--- Written task ---
Copy all of the material exactly. Pictures are not to appear in the copy.

Dataset entries:
-=-=-=-=-

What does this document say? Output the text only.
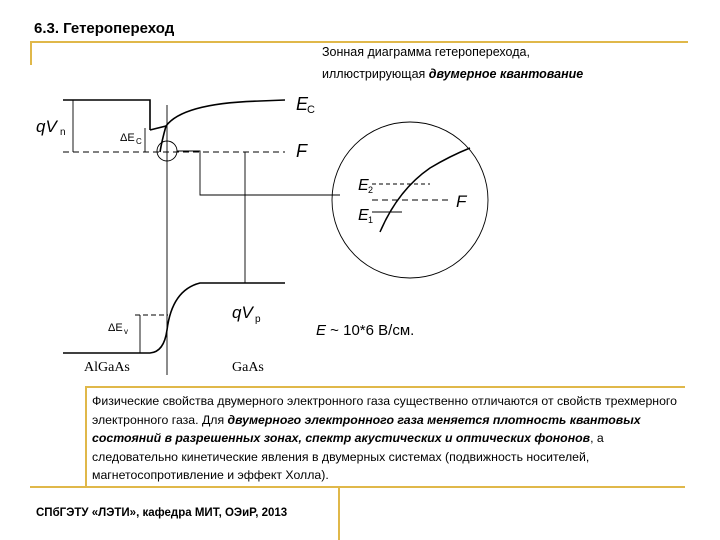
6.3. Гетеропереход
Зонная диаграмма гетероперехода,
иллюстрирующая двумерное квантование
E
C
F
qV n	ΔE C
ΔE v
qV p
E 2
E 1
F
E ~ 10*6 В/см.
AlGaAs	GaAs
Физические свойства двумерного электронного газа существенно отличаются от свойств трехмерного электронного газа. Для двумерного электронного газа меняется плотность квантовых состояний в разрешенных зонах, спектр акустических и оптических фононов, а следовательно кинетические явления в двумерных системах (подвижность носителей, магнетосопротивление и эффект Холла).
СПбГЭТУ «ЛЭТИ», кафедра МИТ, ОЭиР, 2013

-=-=-=-=-

--- Complete response ---
What does this document say? Output the text only.
6.3. Гетеропереход
Зонная диаграмма гетероперехода,
иллюстрирующая двумерное квантование
E
C
F
qV n	ΔE C
ΔE v
qV p
E 2
E 1
F
E ~ 10*6 В/см.
AlGaAs	GaAs
Физические свойства двумерного электронного газа существенно отличаются от свойств трехмерного электронного газа. Для двумерного электронного газа меняется плотность квантовых состояний в разрешенных зонах, спектр акустических и оптических фононов, а следовательно кинетические явления в двумерных системах (подвижность носителей, магнетосопротивление и эффект Холла).
СПбГЭТУ «ЛЭТИ», кафедра МИТ, ОЭиР, 2013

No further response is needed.